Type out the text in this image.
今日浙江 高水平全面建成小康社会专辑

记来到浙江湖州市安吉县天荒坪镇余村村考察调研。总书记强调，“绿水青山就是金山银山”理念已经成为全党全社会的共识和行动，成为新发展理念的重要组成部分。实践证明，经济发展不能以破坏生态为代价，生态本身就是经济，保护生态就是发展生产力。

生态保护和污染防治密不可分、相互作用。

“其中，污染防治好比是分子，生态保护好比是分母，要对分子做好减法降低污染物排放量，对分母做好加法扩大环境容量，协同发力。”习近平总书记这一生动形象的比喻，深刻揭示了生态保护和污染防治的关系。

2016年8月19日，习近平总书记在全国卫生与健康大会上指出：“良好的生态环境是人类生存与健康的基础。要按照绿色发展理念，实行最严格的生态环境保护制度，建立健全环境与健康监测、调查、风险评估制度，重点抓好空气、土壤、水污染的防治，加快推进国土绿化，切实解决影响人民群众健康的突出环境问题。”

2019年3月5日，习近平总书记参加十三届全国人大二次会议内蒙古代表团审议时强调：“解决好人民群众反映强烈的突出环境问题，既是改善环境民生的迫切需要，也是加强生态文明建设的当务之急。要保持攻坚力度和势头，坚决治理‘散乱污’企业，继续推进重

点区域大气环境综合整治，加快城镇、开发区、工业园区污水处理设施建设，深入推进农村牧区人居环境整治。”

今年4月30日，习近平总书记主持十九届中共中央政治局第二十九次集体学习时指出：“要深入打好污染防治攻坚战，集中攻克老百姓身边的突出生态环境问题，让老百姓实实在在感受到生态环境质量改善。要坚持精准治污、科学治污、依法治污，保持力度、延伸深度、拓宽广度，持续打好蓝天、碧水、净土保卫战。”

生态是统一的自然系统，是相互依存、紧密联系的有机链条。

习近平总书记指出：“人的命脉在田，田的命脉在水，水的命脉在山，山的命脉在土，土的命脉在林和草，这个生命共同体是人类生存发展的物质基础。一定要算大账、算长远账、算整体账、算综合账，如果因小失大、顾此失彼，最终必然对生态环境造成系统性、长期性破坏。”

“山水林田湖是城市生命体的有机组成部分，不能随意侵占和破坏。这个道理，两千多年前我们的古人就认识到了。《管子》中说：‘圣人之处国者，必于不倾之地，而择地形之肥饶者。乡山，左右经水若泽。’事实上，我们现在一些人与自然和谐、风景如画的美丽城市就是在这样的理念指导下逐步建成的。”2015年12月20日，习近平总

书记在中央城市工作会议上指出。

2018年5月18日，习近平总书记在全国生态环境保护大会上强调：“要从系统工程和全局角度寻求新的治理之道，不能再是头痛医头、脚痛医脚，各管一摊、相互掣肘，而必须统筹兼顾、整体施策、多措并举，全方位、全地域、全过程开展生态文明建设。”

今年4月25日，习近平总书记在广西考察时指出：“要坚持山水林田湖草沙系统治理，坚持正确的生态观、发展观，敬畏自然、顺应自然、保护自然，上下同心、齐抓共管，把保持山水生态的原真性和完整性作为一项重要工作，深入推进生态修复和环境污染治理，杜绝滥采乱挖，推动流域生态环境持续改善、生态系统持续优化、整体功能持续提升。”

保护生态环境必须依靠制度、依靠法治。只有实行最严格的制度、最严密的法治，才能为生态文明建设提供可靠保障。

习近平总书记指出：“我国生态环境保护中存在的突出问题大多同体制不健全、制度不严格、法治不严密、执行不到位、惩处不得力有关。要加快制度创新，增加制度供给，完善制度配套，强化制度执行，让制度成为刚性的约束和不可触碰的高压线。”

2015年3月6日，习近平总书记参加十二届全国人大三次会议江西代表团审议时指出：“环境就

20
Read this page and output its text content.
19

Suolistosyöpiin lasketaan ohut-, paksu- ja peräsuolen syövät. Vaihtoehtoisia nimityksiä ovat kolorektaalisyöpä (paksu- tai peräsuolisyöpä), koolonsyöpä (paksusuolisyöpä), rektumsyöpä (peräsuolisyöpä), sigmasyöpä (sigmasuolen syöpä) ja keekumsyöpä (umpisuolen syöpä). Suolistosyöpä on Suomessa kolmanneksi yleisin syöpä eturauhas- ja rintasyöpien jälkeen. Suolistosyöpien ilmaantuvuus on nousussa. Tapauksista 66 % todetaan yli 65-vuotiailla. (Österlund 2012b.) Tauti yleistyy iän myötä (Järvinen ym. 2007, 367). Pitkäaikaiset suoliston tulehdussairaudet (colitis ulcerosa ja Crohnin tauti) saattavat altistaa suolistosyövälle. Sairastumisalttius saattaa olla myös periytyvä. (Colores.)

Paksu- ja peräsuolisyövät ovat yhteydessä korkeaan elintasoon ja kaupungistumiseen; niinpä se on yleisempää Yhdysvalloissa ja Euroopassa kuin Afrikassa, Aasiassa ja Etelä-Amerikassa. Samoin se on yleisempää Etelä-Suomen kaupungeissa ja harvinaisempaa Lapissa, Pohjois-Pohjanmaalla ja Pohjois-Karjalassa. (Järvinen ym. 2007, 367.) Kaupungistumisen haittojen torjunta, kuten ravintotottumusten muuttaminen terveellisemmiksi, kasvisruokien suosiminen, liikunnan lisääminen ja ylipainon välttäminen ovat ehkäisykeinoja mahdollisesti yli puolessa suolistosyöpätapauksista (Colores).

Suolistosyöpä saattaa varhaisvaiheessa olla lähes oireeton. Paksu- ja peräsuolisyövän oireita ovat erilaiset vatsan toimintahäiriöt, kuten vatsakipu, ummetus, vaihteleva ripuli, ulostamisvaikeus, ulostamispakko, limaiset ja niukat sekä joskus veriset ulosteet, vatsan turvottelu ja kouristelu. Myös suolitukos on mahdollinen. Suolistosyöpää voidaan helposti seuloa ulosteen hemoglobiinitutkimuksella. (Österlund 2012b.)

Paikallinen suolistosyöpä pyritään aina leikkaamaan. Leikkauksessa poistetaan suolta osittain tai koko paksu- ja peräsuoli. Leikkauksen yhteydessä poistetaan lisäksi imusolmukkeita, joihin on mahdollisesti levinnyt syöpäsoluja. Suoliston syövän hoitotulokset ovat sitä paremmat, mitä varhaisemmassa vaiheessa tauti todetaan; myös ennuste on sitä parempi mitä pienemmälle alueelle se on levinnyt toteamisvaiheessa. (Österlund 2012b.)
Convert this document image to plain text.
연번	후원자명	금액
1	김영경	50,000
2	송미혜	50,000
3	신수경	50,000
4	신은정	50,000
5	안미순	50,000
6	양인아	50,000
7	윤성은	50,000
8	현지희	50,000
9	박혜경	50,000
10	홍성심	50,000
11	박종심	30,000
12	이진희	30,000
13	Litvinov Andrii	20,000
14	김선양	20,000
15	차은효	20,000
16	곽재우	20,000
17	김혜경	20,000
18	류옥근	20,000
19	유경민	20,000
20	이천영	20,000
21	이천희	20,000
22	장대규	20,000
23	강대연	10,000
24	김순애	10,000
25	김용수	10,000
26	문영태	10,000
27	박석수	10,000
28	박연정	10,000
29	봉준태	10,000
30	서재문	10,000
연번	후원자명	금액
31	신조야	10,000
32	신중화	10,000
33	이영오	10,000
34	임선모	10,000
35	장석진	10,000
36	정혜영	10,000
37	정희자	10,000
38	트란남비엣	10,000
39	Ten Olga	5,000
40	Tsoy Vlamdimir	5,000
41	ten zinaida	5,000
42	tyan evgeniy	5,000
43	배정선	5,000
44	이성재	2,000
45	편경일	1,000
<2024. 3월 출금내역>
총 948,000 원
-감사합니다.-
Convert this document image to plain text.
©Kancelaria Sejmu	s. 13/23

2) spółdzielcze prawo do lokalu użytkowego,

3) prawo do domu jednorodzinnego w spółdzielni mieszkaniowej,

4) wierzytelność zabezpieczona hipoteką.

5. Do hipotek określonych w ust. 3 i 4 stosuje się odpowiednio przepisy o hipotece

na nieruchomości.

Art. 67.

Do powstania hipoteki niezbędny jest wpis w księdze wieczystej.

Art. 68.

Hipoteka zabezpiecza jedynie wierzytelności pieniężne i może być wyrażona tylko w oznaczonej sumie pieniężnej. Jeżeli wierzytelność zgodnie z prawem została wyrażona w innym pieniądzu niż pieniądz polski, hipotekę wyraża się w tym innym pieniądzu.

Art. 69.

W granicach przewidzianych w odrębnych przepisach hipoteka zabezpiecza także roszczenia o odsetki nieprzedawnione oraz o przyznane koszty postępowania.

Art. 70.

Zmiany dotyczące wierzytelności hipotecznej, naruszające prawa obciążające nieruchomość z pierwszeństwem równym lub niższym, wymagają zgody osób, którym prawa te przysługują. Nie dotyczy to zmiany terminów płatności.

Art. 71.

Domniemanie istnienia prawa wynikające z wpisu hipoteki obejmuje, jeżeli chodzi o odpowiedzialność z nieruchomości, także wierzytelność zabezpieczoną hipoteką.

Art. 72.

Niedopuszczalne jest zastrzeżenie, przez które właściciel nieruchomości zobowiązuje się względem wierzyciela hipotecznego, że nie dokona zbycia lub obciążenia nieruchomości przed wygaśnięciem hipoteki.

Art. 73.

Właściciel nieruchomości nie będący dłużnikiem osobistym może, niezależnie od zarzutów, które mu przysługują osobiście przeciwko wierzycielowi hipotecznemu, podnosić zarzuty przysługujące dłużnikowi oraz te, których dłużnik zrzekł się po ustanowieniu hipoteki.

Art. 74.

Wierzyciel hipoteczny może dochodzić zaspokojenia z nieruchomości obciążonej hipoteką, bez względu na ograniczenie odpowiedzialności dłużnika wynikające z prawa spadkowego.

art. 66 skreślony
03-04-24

### Task prompt
All lines above containing the string "wierzytelności" are to be collected.

### Task output
Hipoteka zabezpiecza jedynie wierzytelności pieniężne i może być wyrażona tylko w oznaczonej sumie pieniężnej. Jeżeli wierzytelność zgodnie z prawem została wyrażona w innym pieniądzu niż pieniądz polski, hipotekę wyraża się w tym innym pieniądzu.
Zmiany dotyczące wierzytelności hipotecznej, naruszające prawa obciążające nieruchomość z pierwszeństwem równym lub niższym, wymagają zgody osób, którym prawa te przysługują. Nie dotyczy to zmiany terminów płatności.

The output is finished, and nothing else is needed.